Everything from the line containing "Type out the text in this image." through the final line of the records must be transcribed verbatim; nothing else belongs in the result.

━━ Records for the task ━━

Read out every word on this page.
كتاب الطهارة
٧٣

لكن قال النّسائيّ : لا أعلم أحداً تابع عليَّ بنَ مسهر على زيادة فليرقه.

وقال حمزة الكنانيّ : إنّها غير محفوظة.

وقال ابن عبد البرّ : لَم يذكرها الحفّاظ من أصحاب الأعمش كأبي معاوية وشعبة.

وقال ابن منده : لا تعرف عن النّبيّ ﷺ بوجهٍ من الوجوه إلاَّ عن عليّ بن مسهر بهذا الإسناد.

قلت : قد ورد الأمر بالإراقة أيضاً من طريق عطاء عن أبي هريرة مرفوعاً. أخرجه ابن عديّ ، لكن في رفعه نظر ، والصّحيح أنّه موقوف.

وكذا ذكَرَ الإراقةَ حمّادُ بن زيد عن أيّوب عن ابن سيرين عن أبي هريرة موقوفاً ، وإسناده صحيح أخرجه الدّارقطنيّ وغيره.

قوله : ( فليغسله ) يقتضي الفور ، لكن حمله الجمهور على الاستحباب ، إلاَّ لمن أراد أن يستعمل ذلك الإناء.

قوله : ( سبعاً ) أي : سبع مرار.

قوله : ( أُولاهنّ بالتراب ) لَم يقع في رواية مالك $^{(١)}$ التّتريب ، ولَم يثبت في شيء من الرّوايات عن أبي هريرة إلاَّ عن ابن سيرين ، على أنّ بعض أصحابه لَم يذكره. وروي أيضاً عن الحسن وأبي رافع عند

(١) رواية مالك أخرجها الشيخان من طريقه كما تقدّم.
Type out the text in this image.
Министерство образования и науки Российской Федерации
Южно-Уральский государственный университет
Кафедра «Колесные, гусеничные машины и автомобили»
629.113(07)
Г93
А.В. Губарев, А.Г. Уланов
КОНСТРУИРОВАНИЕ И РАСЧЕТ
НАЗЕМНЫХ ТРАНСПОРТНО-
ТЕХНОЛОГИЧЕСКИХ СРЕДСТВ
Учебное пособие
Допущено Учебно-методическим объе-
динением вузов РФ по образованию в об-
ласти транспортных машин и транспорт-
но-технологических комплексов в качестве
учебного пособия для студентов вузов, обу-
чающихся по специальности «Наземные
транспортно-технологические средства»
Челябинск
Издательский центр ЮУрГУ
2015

━━━

[Exercise result]
Type out the text in this image.
Министерство образования и науки Российской Федерации
Южно-Уральский государственный университет
Кафедра «Колесные, гусеничные машины и автомобили»
629.113(07)
Г93
А.В. Губарев, А.Г. Уланов
КОНСТРУИРОВАНИЕ И РАСЧЕТ
НАЗЕМНЫХ ТРАНСПОРТНО-
ТЕХНОЛОГИЧЕСКИХ СРЕДСТВ
Учебное пособие
Допущено Учебно-методическим объе-
динением вузов РФ по образованию в об-
ласти транспортных машин и транспорт-
но-технологических комплексов в качестве
учебного пособия для студентов вузов, обу-
чающихся по специальности «Наземные
транспортно-технологические средства»
Челябинск
Издательский центр ЮУрГУ
2015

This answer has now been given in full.